Pull out every line below that holds the word "document".
[start of LISTING]
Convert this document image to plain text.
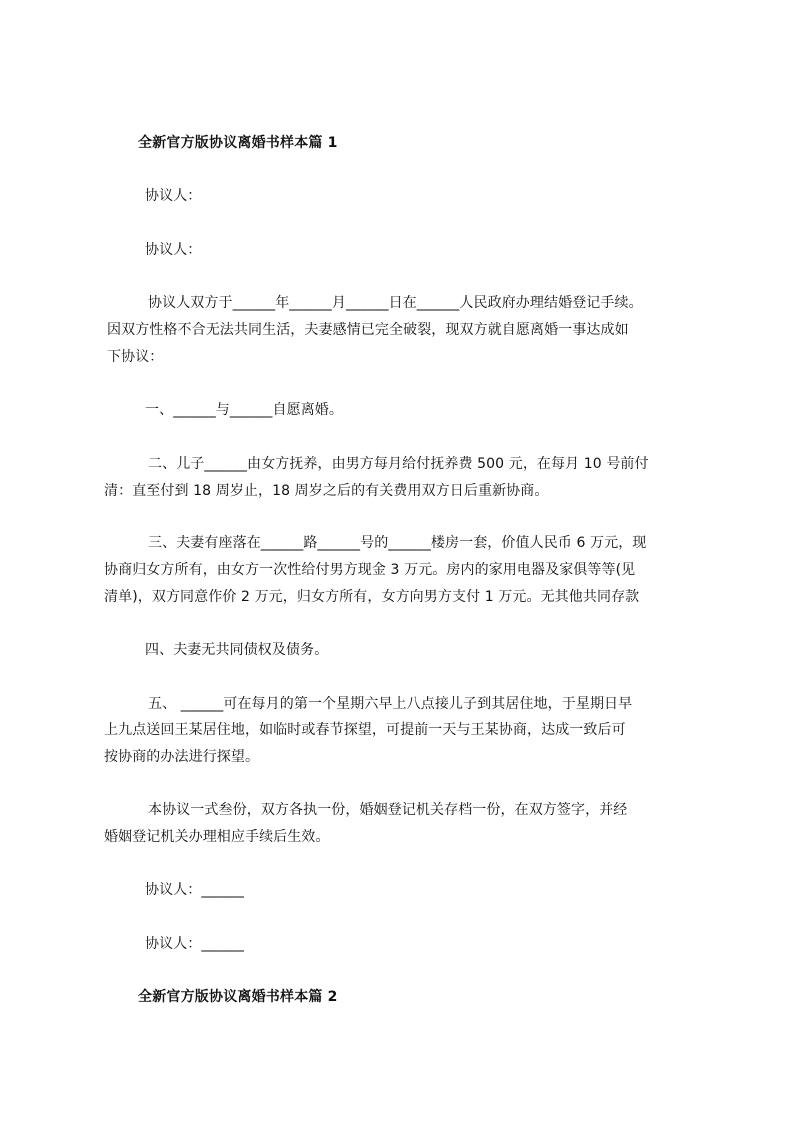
全新官方版协议离婚书样本篇 1
协议人：
协议人：
协议人双方于______年______月______日在______人民政府办理结婚登记手续。
因双方性格不合无法共同生活，夫妻感情已完全破裂，现双方就自愿离婚一事达成如
下协议：
一、______与______自愿离婚。
二、儿子______由女方抚养，由男方每月给付抚养费 500 元，在每月 10 号前付
清：直至付到 18 周岁止，18 周岁之后的有关费用双方日后重新协商。
三、夫妻有座落在______路______号的______楼房一套，价值人民币 6 万元，现
协商归女方所有，由女方一次性给付男方现金 3 万元。房内的家用电器及家俱等等(见
清单)，双方同意作价 2 万元，归女方所有，女方向男方支付 1 万元。无其他共同存款
四、夫妻无共同债权及债务。
五、 ______可在每月的第一个星期六早上八点接儿子到其居住地，于星期日早
上九点送回王某居住地，如临时或春节探望，可提前一天与王某协商，达成一致后可
按协商的办法进行探望。
本协议一式叁份，双方各执一份，婚姻登记机关存档一份，在双方签字，并经
婚姻登记机关办理相应手续后生效。
协议人：______
协议人：______
全新官方版协议离婚书样本篇 2
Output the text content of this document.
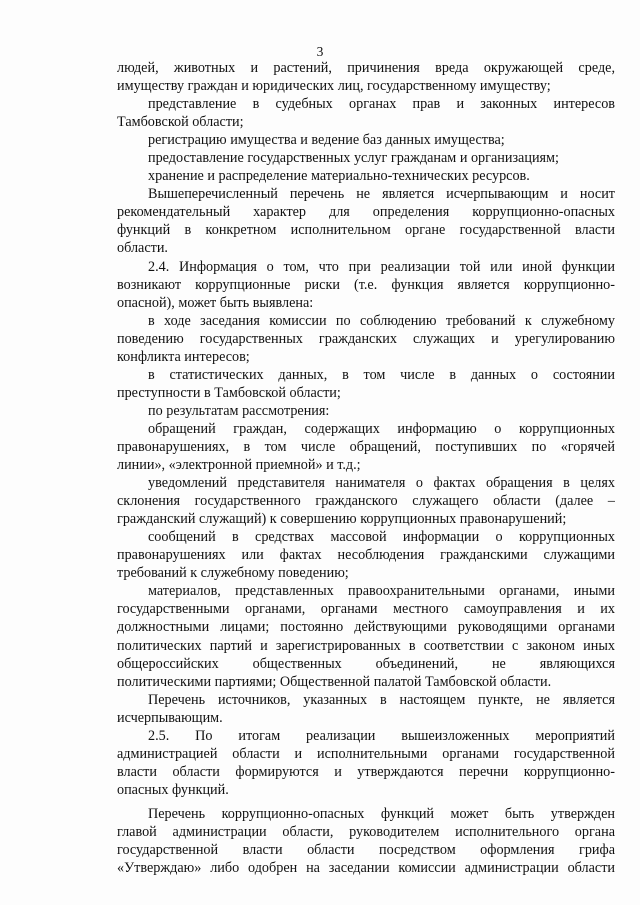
3
людей, животных и растений, причинения вреда окружающей среде,
имуществу граждан и юридических лиц, государственному имуществу;
представление в судебных органах прав и законных интересов
Тамбовской области;
регистрацию имущества и ведение баз данных имущества;
предоставление государственных услуг гражданам и организациям;
хранение и распределение материально-технических ресурсов.
Вышеперечисленный перечень не является исчерпывающим и носит
рекомендательный характер для определения коррупционно-опасных
функций в конкретном исполнительном органе государственной власти
области.
2.4. Информация о том, что при реализации той или иной функции
возникают коррупционные риски (т.е. функция является коррупционно-
опасной), может быть выявлена:
в ходе заседания комиссии по соблюдению требований к служебному
поведению государственных гражданских служащих и урегулированию
конфликта интересов;
в статистических данных, в том числе в данных о состоянии
преступности в Тамбовской области;
по результатам рассмотрения:
обращений граждан, содержащих информацию о коррупционных
правонарушениях, в том числе обращений, поступивших по «горячей
линии», «электронной приемной» и т.д.;
уведомлений представителя нанимателя о фактах обращения в целях
склонения государственного гражданского служащего области (далее –
гражданский служащий) к совершению коррупционных правонарушений;
сообщений в средствах массовой информации о коррупционных
правонарушениях или фактах несоблюдения гражданскими служащими
требований к служебному поведению;
материалов, представленных правоохранительными органами, иными
государственными органами, органами местного самоуправления и их
должностными лицами; постоянно действующими руководящими органами
политических партий и зарегистрированных в соответствии с законом иных
общероссийских общественных объединений, не являющихся
политическими партиями; Общественной палатой Тамбовской области.
Перечень источников, указанных в настоящем пункте, не является
исчерпывающим.
2.5. По итогам реализации вышеизложенных мероприятий
администрацией области и исполнительными органами государственной
власти области формируются и утверждаются перечни коррупционно-
опасных функций.
Перечень коррупционно-опасных функций может быть утвержден
главой администрации области, руководителем исполнительного органа
государственной власти области посредством оформления грифа
«Утверждаю» либо одобрен на заседании комиссии администрации области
[end of LISTING]
→ SOLVED PROBLEM
Convert this document image to plain text.
Output the text content of this document.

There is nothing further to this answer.